[Exercise prompt] Write the listing below out again exactly, dropping the images.

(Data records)
────────────────
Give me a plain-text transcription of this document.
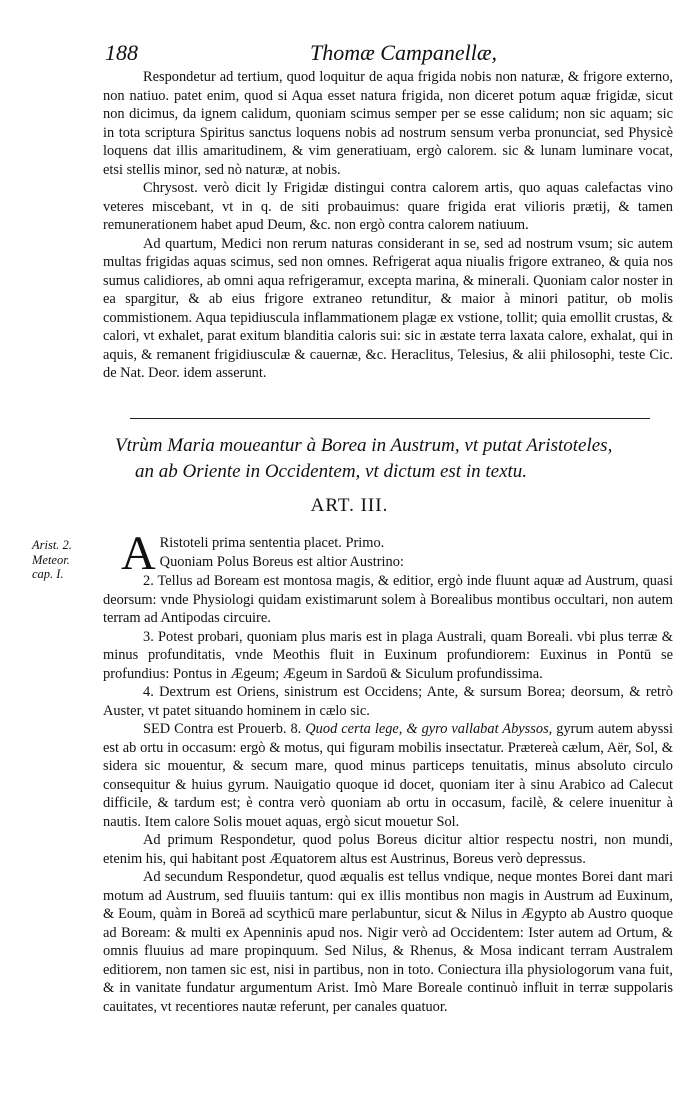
188	Thomæ Campanellæ,

Respondetur ad tertium, quod loquitur de aqua frigida nobis non naturæ, & frigore externo, non natiuo. patet enim, quod si Aqua esset natura frigida, non diceret potum aquæ frigidæ, sicut non dicimus, da ignem calidum, quoniam scimus semper per se esse calidum; non sic aquam; sic in tota scriptura Spiritus sanctus loquens nobis ad nostrum sensum verba pronunciat, sed Physicè loquens dat illis amaritudinem, & vim generatiuam, ergò calorem. sic & lunam luminare vocat, etsi stellis minor, sed nò naturæ, at nobis.

Chrysost. verò dicit ly Frigidæ distingui contra calorem artis, quo aquas calefactas vino veteres miscebant, vt in q. de siti probauimus: quare frigida erat vilioris prætij, & tamen remunerationem habet apud Deum, &c. non ergò contra calorem natiuum.

Ad quartum, Medici non rerum naturas considerant in se, sed ad nostrum vsum; sic autem multas frigidas aquas scimus, sed non omnes. Refrigerat aqua niualis frigore extraneo, & quia nos sumus calidiores, ab omni aqua refrigeramur, excepta marina, & minerali. Quoniam calor noster in ea spargitur, & ab eius frigore extraneo retunditur, & maior à minori patitur, ob molis commistionem. Aqua tepidiuscula inflammationem plagæ ex vstione, tollit; quia emollit crustas, & calori, vt exhalet, parat exitum blanditia caloris sui: sic in æstate terra laxata calore, exhalat, qui in aquis, & remanent frigidiusculæ & cauernæ, &c. Heraclitus, Telesius, & alii philosophi, teste Cic. de Nat. Deor. idem asserunt.

Vtrùm Maria moueantur à Borea in Austrum, vt putat Aristoteles,
an ab Oriente in Occidentem, vt dictum est in textu.
ART. III.
Arist. 2.
Meteor.
cap. I.	A Ristoteli prima sententia placet. Primo.
Quoniam Polus Boreus est altior Austrino:

2. Tellus ad Boream est montosa magis, & editior, ergò inde fluunt aquæ ad Austrum, quasi deorsum: vnde Physiologi quidam existimarunt solem à Borealibus montibus occultari, non autem terram ad Antipodas circuire.

3. Potest probari, quoniam plus maris est in plaga Australi, quam Boreali. vbi plus terræ & minus profunditatis, vnde Meothis fluit in Euxinum profundiorem: Euxinus in Pontū se profundius: Pontus in Ægeum; Ægeum in Sardoū & Siculum profundissima.

4. Dextrum est Oriens, sinistrum est Occidens; Ante, & sursum Borea; deorsum, & retrò Auster, vt patet situando hominem in cælo sic.

SED Contra est Prouerb. 8. Quod certa lege, & gyro vallabat Abyssos, gyrum autem abyssi est ab ortu in occasum: ergò & motus, qui figuram mobilis insectatur. Prætereà cælum, Aër, Sol, & sidera sic mouentur, & secum mare, quod minus particeps tenuitatis, minus absoluto circulo consequitur & huius gyrum. Nauigatio quoque id docet, quoniam iter à sinu Arabico ad Calecut difficile, & tardum est; è contra verò quoniam ab ortu in occasum, facilè, & celere inuenitur à nautis. Item calore Solis mouet aquas, ergò sicut mouetur Sol.

Ad primum Respondetur, quod polus Boreus dicitur altior respectu nostri, non mundi, etenim his, qui habitant post Æquatorem altus est Austrinus, Boreus verò depressus.

Ad secundum Respondetur, quod æqualis est tellus vndique, neque montes Borei dant mari motum ad Austrum, sed fluuiis tantum: qui ex illis montibus non magis in Austrum ad Euxinum, & Eoum, quàm in Boreā ad scythicū mare perlabuntur, sicut & Nilus in Ægypto ab Austro quoque ad Boream: & multi ex Apenninis apud nos. Nigir verò ad Occidentem: Ister autem ad Ortum, & omnis fluuius ad mare propinquum. Sed Nilus, & Rhenus, & Mosa indicant terram Australem editiorem, non tamen sic est, nisi in partibus, non in toto. Coniectura illa physiologorum vana fuit, & in vanitate fundatur argumentum Arist. Imò Mare Boreale continuò influit in terræ suppolaris cauitates, vt recentiores nautæ referunt, per canales quatuor.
────────────────
[Answer to this exercise]
Give me a plain-text transcription of this document.
188	Thomæ Campanellæ,

Respondetur ad tertium, quod loquitur de aqua frigida nobis non naturæ, & frigore externo, non natiuo. patet enim, quod si Aqua esset natura frigida, non diceret potum aquæ frigidæ, sicut non dicimus, da ignem calidum, quoniam scimus semper per se esse calidum; non sic aquam; sic in tota scriptura Spiritus sanctus loquens nobis ad nostrum sensum verba pronunciat, sed Physicè loquens dat illis amaritudinem, & vim generatiuam, ergò calorem. sic & lunam luminare vocat, etsi stellis minor, sed nò naturæ, at nobis.

Chrysost. verò dicit ly Frigidæ distingui contra calorem artis, quo aquas calefactas vino veteres miscebant, vt in q. de siti probauimus: quare frigida erat vilioris prætij, & tamen remunerationem habet apud Deum, &c. non ergò contra calorem natiuum.

Ad quartum, Medici non rerum naturas considerant in se, sed ad nostrum vsum; sic autem multas frigidas aquas scimus, sed non omnes. Refrigerat aqua niualis frigore extraneo, & quia nos sumus calidiores, ab omni aqua refrigeramur, excepta marina, & minerali. Quoniam calor noster in ea spargitur, & ab eius frigore extraneo retunditur, & maior à minori patitur, ob molis commistionem. Aqua tepidiuscula inflammationem plagæ ex vstione, tollit; quia emollit crustas, & calori, vt exhalet, parat exitum blanditia caloris sui: sic in æstate terra laxata calore, exhalat, qui in aquis, & remanent frigidiusculæ & cauernæ, &c. Heraclitus, Telesius, & alii philosophi, teste Cic. de Nat. Deor. idem asserunt.

Vtrùm Maria moueantur à Borea in Austrum, vt putat Aristoteles,
an ab Oriente in Occidentem, vt dictum est in textu.
ART. III.
Arist. 2.
Meteor.
cap. I.	A Ristoteli prima sententia placet. Primo.
Quoniam Polus Boreus est altior Austrino:

2. Tellus ad Boream est montosa magis, & editior, ergò inde fluunt aquæ ad Austrum, quasi deorsum: vnde Physiologi quidam existimarunt solem à Borealibus montibus occultari, non autem terram ad Antipodas circuire.

3. Potest probari, quoniam plus maris est in plaga Australi, quam Boreali. vbi plus terræ & minus profunditatis, vnde Meothis fluit in Euxinum profundiorem: Euxinus in Pontū se profundius: Pontus in Ægeum; Ægeum in Sardoū & Siculum profundissima.

4. Dextrum est Oriens, sinistrum est Occidens; Ante, & sursum Borea; deorsum, & retrò Auster, vt patet situando hominem in cælo sic.

SED Contra est Prouerb. 8. Quod certa lege, & gyro vallabat Abyssos, gyrum autem abyssi est ab ortu in occasum: ergò & motus, qui figuram mobilis insectatur. Prætereà cælum, Aër, Sol, & sidera sic mouentur, & secum mare, quod minus particeps tenuitatis, minus absoluto circulo consequitur & huius gyrum. Nauigatio quoque id docet, quoniam iter à sinu Arabico ad Calecut difficile, & tardum est; è contra verò quoniam ab ortu in occasum, facilè, & celere inuenitur à nautis. Item calore Solis mouet aquas, ergò sicut mouetur Sol.

Ad primum Respondetur, quod polus Boreus dicitur altior respectu nostri, non mundi, etenim his, qui habitant post Æquatorem altus est Austrinus, Boreus verò depressus.

Ad secundum Respondetur, quod æqualis est tellus vndique, neque montes Borei dant mari motum ad Austrum, sed fluuiis tantum: qui ex illis montibus non magis in Austrum ad Euxinum, & Eoum, quàm in Boreā ad scythicū mare perlabuntur, sicut & Nilus in Ægypto ab Austro quoque ad Boream: & multi ex Apenninis apud nos. Nigir verò ad Occidentem: Ister autem ad Ortum, & omnis fluuius ad mare propinquum. Sed Nilus, & Rhenus, & Mosa indicant terram Australem editiorem, non tamen sic est, nisi in partibus, non in toto. Coniectura illa physiologorum vana fuit, & in vanitate fundatur argumentum Arist. Imò Mare Boreale continuò influit in terræ suppolaris cauitates, vt recentiores nautæ referunt, per canales quatuor.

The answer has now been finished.